Written problem –
Locate the word "cable" in the data below, then copy every line that holds it.

Supplied data –
--------------------------------------------------

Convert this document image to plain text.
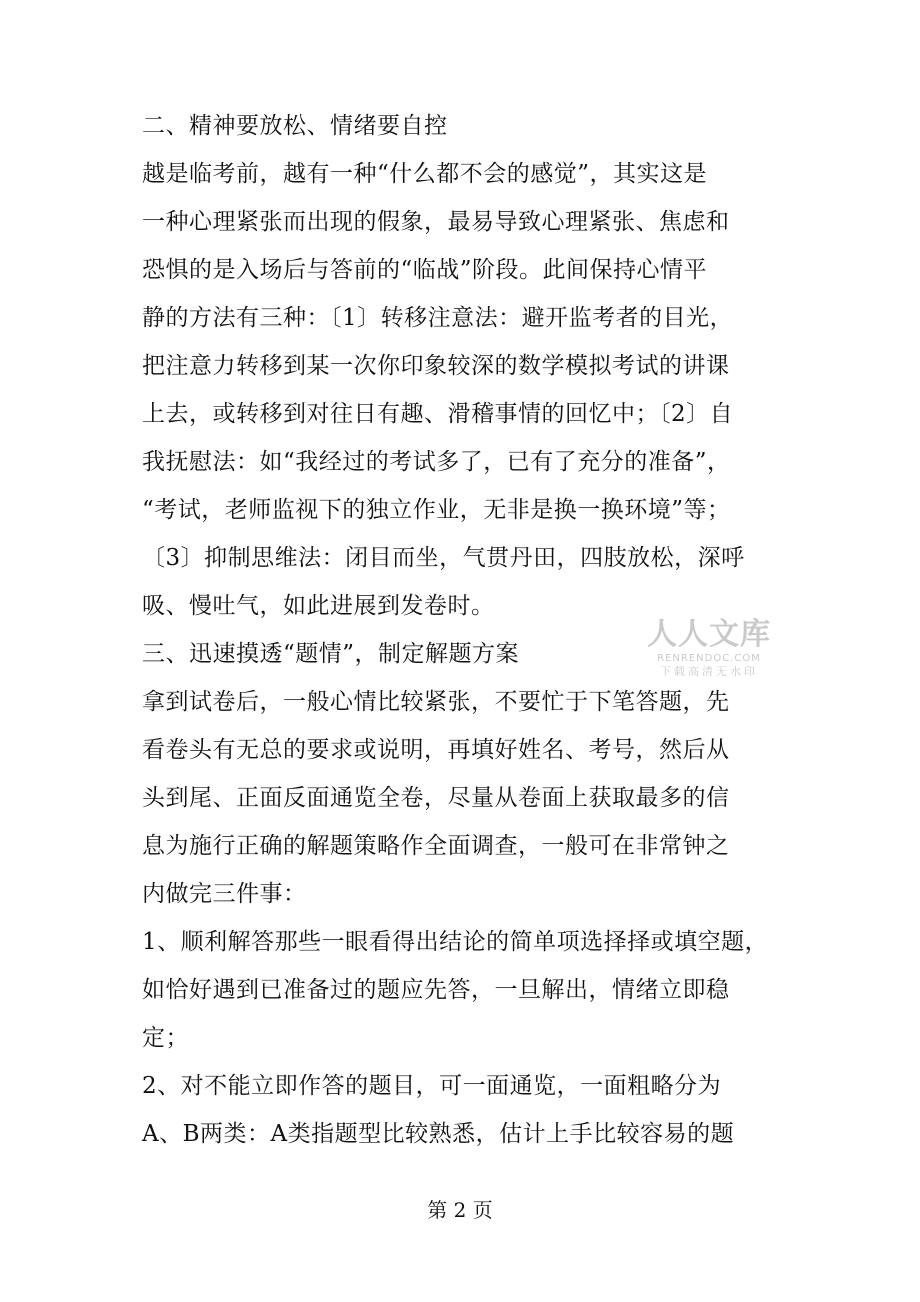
二、精神要放松、情绪要自控
越是临考前，越有一种“什么都不会的感觉”，其实这是
一种心理紧张而出现的假象，最易导致心理紧张、焦虑和
恐惧的是入场后与答前的“临战”阶段。此间保持心情平
静的方法有三种：〔1〕转移注意法：避开监考者的目光，
把注意力转移到某一次你印象较深的数学模拟考试的讲课
上去，或转移到对往日有趣、滑稽事情的回忆中；〔2〕自
我抚慰法：如“我经过的考试多了，已有了充分的准备”，
“考试，老师监视下的独立作业，无非是换一换环境”等；
〔3〕抑制思维法：闭目而坐，气贯丹田，四肢放松，深呼
吸、慢吐气，如此进展到发卷时。
三、迅速摸透“题情”，制定解题方案
拿到试卷后，一般心情比较紧张，不要忙于下笔答题，先
看卷头有无总的要求或说明，再填好姓名、考号，然后从
头到尾、正面反面通览全卷，尽量从卷面上获取最多的信
息为施行正确的解题策略作全面调查，一般可在非常钟之
内做完三件事：
1、顺利解答那些一眼看得出结论的简单项选择择或填空题，
如恰好遇到已准备过的题应先答，一旦解出，情绪立即稳
定；
2、对不能立即作答的题目，可一面通览，一面粗略分为
A、B两类：A类指题型比较熟悉，估计上手比较容易的题
人人文库
RENRENDOC.COM
下载高清无水印
第 2 页
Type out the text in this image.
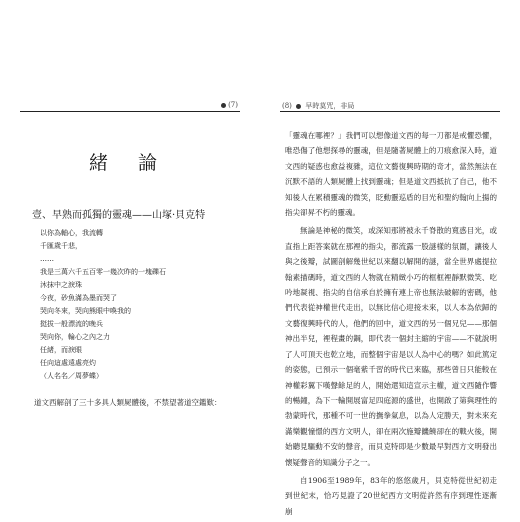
(7)
緒 論
壹、早熟而孤獨的靈魂——山塚·貝克特
以你為軸心，我流轉
千匯歲千悲，
……
我是三萬六千五百零一幾次昨的一塊礫石
沐抹中之淚珠
今夜，砂魚滿為墨而哭了
哭向冬來，哭向熊眼中喚我的
挺拔一般漂流的晚兵
哭向你，輪心之內之力
任緒，而淚眼
任向這處遠處亮灼
（人名名／周夢蝶）
道文西解剖了三十多具人類屍體後，不禁望著道空鑑歎：
(8) 早時莫咒，非局

「靈魂在哪裡？」我們可以想像道文西的每一刀都是戒懼恐懼，唯恐傷了他想探尋的靈魂，但是隨著屍體上的刀痕愈深入時，道文西的疑惑也愈益複雜，這位文藝復興時期的奇才，當然無法在沉默不語的人類屍體上找到靈魂；但是道文西抵抗了自己，他不知後人在累積靈魂的微笑，眨動靈巡盾的目光和聖約翰向上揚的指尖卻昇不朽的靈魂。

無論是神秘的微笑，或深知那將被永千脊散的寬惑目光，或直指上距答案就在那裡的指尖，都流露一股謎樣的氛圍，讓後人與之後瓣，試圖剖解幾世紀以來翻以解開的謎，當全世界處提拉翰素描碼時，道文西的人物就在精緻小巧的框框裡靜默微笑、吃吟地凝視、指尖的自信承自於擁有連上帝也無法破解的密碼，他們代表從神權世代走出，以無比信心迎接未來，以人本為依歸的文藝復興時代的人，他們的回中，道文西的另一個兄兒——那個神出半兒，裡程畫的鋼，即代表一個封主縮的宇宙——不就說明了人可頂天也乾立地，而整個宇宙是以人為中心的嗎？如此篤定的姿態，已預示一個毫紫千習的時代已來臨，那些曾日只能較在神權彩翼下嘆聲餘足的人，開始還知這宣示主權，道文西隨作響的暢鐘，為下一輪開展富足四庭源的盛世，也開啟了第與理性的勃蒙時代，那種不可一世的撫拳氣息，以為人定勝天，對未來充滿樂觀憧憬的西方文明人，卻在兩次施瓣饑饒卻在的戰火後，開始聽見驅動不安的聲音，而貝克特即是少數最早對西方文明發出懷疑聲音的知識分子之一。

自1906至1989年，83年的悠悠歲月，貝克特從世紀初走到世紀末，恰巧見證了20世紀西方文明從許然有序到理性逐漸崩
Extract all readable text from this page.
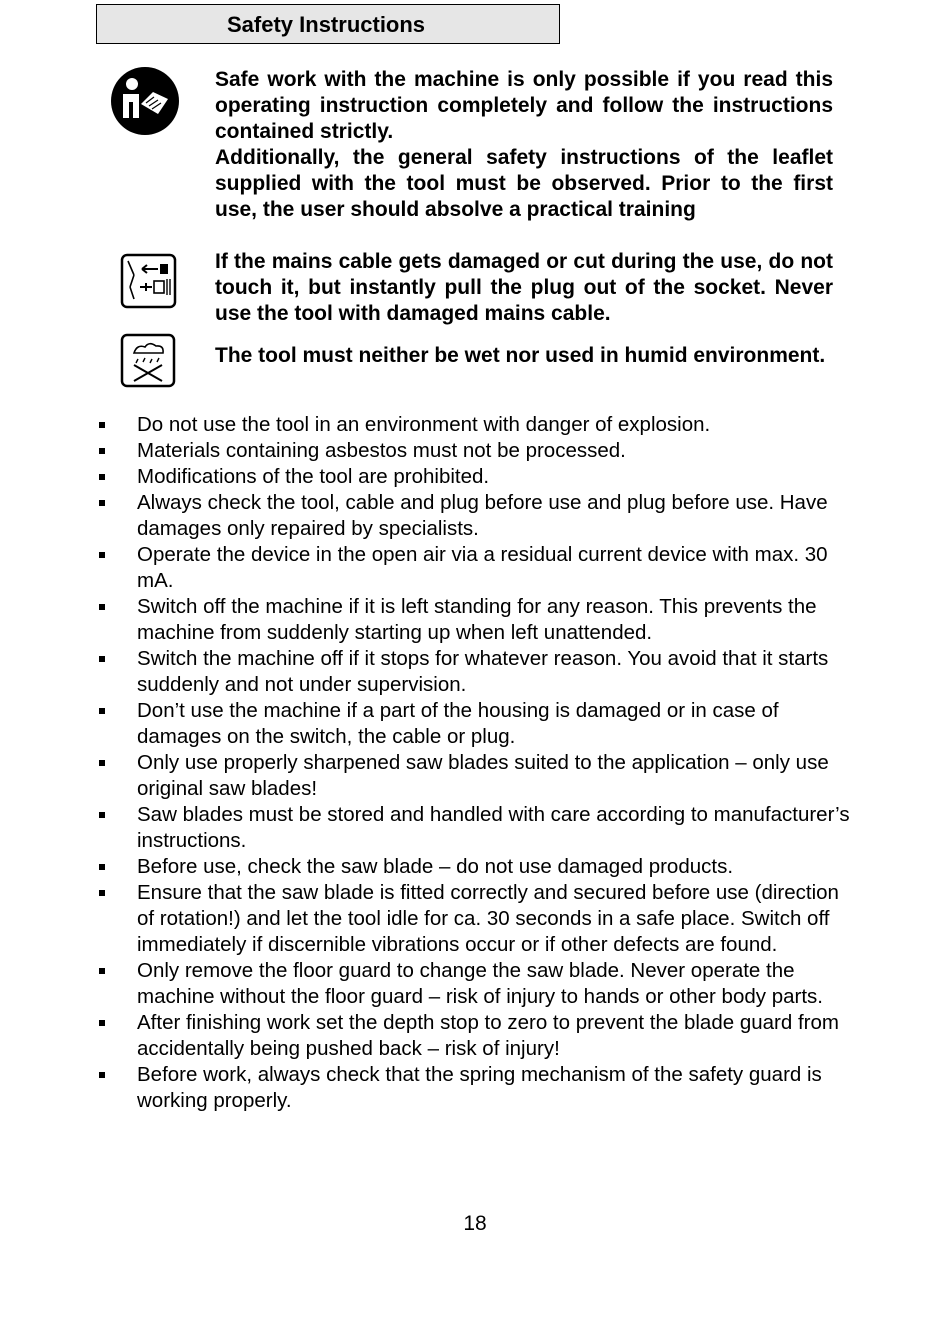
Safety Instructions

Safe work with the machine is only possible if you read this operating instruction completely and follow the instructions contained strictly.

Additionally, the general safety instructions of the leaflet supplied with the tool must be observed. Prior to the first use, the user should absolve a practical training

If the mains cable gets damaged or cut during the use, do not touch it, but instantly pull the plug out of the socket. Never use the tool with damaged mains cable.

The tool must neither be wet nor used in humid environment.

Do not use the tool in an environment with danger of explosion.
Materials containing asbestos must not be processed.
Modifications of the tool are prohibited.
Always check the tool, cable and plug before use and plug before use. Have damages only repaired by specialists.
Operate the device in the open air via a residual current device with max. 30 mA.
Switch off the machine if it is left standing for any reason. This prevents the machine from suddenly starting up when left unattended.
Switch the machine off if it stops for whatever reason. You avoid that it starts suddenly and not under supervision.
Don’t use the machine if a part of the housing is damaged or in case of damages on the switch, the cable or plug.
Only use properly sharpened saw blades suited to the application – only use original saw blades!
Saw blades must be stored and handled with care according to manufacturer’s instructions.
Before use, check the saw blade – do not use damaged products.
Ensure that the saw blade is fitted correctly and secured before use (direction of rotation!) and let the tool idle for ca. 30 seconds in a safe place. Switch off immediately if discernible vibrations occur or if other defects are found.
Only remove the floor guard to change the saw blade. Never operate the machine without the floor guard – risk of injury to hands or other body parts.
After finishing work set the depth stop to zero to prevent the blade guard from accidentally being pushed back – risk of injury!
Before work, always check that the spring mechanism of the safety guard is working properly.
18
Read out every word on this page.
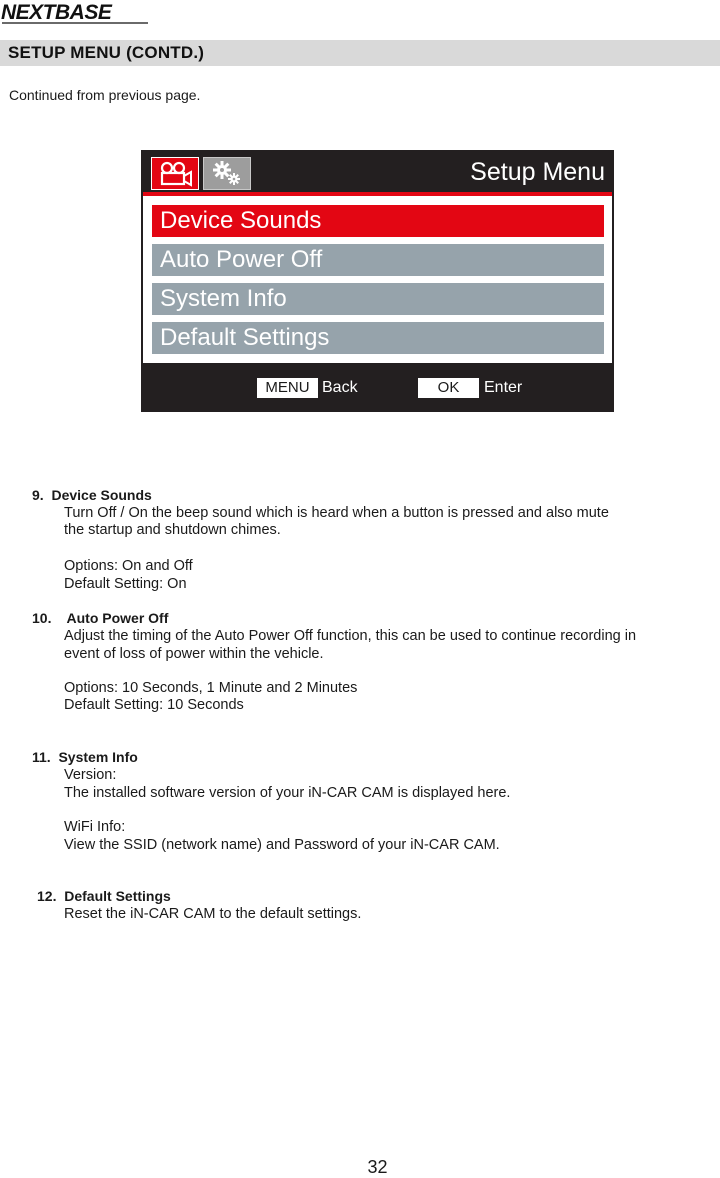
NEXTBASE
SETUP MENU (CONTD.)
Continued from previous page.
Setup Menu
Device Sounds
Auto Power Off
System Info
Default Settings
MENU Back	OK	Enter
9.  Device Sounds
Turn Off / On the beep sound which is heard when a button is pressed and also mute
the startup and shutdown chimes.
Options: On and Off
Default Setting: On
10.    Auto Power Off
Adjust the timing of the Auto Power Off function, this can be used to continue recording in
event of loss of power within the vehicle.
Options: 10 Seconds, 1 Minute and 2 Minutes
Default Setting: 10 Seconds
11.  System Info
Version:
The installed software version of your iN-CAR CAM is displayed here.
WiFi Info:
View the SSID (network name) and Password of your iN-CAR CAM.
12.  Default Settings
Reset the iN-CAR CAM to the default settings.
32
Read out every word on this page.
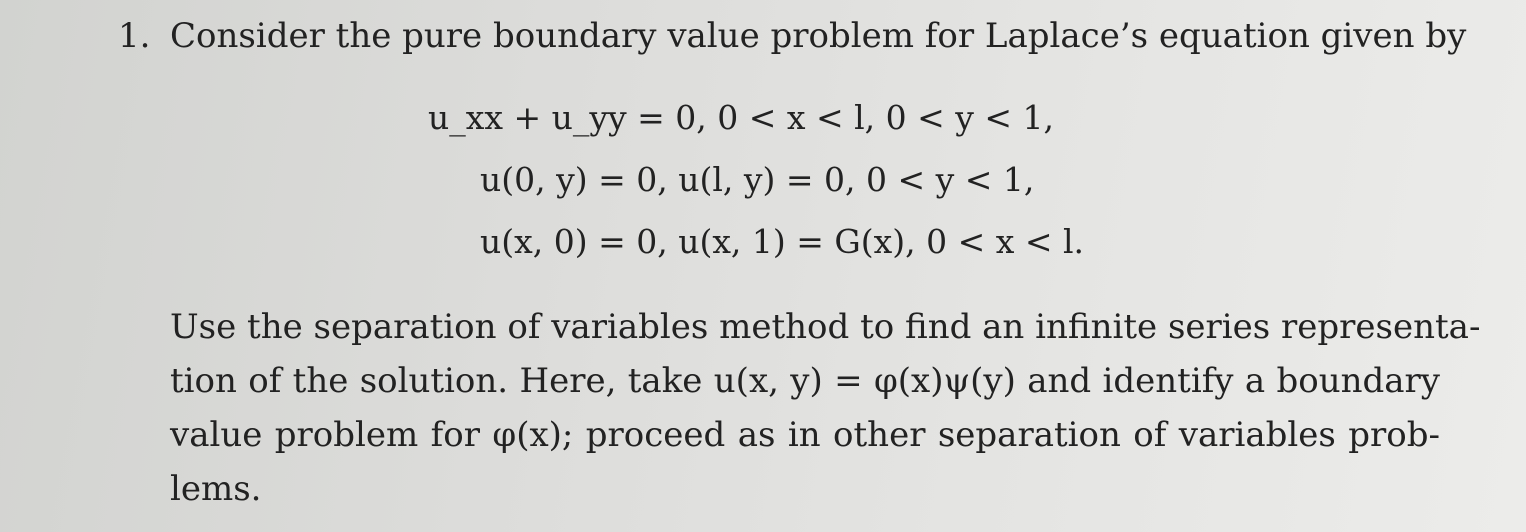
1. Consider the pure boundary value problem for Laplace’s equation given by
u_xx + u_yy = 0, 0 < x < l, 0 < y < 1,
u(0, y) = 0, u(l, y) = 0, 0 < y < 1,
u(x, 0) = 0, u(x, 1) = G(x), 0 < x < l.
Use the separation of variables method to find an infinite series representa-
tion of the solution. Here, take u(x, y) = φ(x)ψ(y) and identify a boundary
value problem for φ(x); proceed as in other separation of variables prob-
lems.
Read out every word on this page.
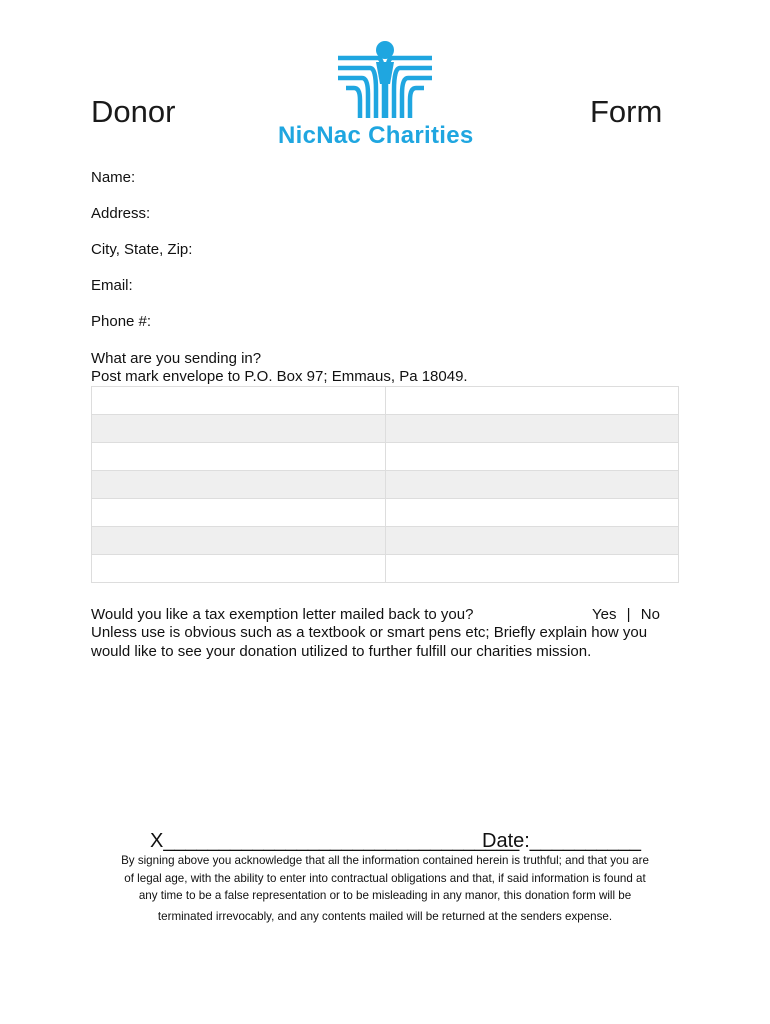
Donor	Form
NicNac Charities
Name:
Address:
City, State, Zip:
Email:
Phone #:
What are you sending in?
Post mark envelope to P.O. Box 97; Emmaus, Pa 18049.

Would you like a tax exemption letter mailed back to you?	Yes | No
Unless use is obvious such as a textbook or smart pens etc; Briefly explain how you
would like to see your donation utilized to further fulfill our charities mission.
X________________________________
Date:__________

By signing above you acknowledge that all the information contained herein is truthful; and that you are

of legal age, with the ability to enter into contractual obligations and that, if said information is found at

any time to be a false representation or to be misleading in any manor, this donation form will be

terminated irrevocably, and any contents mailed will be returned at the senders expense.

--------------------------------------------------

Exercise output –
If the mains cable gets damaged or cut during the use, do not touch it, but instantly pull the plug out of the socket. Never use the tool with damaged mains cable.
Always check the tool, cable and plug before use and plug before use. Have damages only repaired by specialists.
Don’t use the machine if a part of the housing is damaged or in case of damages on the switch, the cable or plug.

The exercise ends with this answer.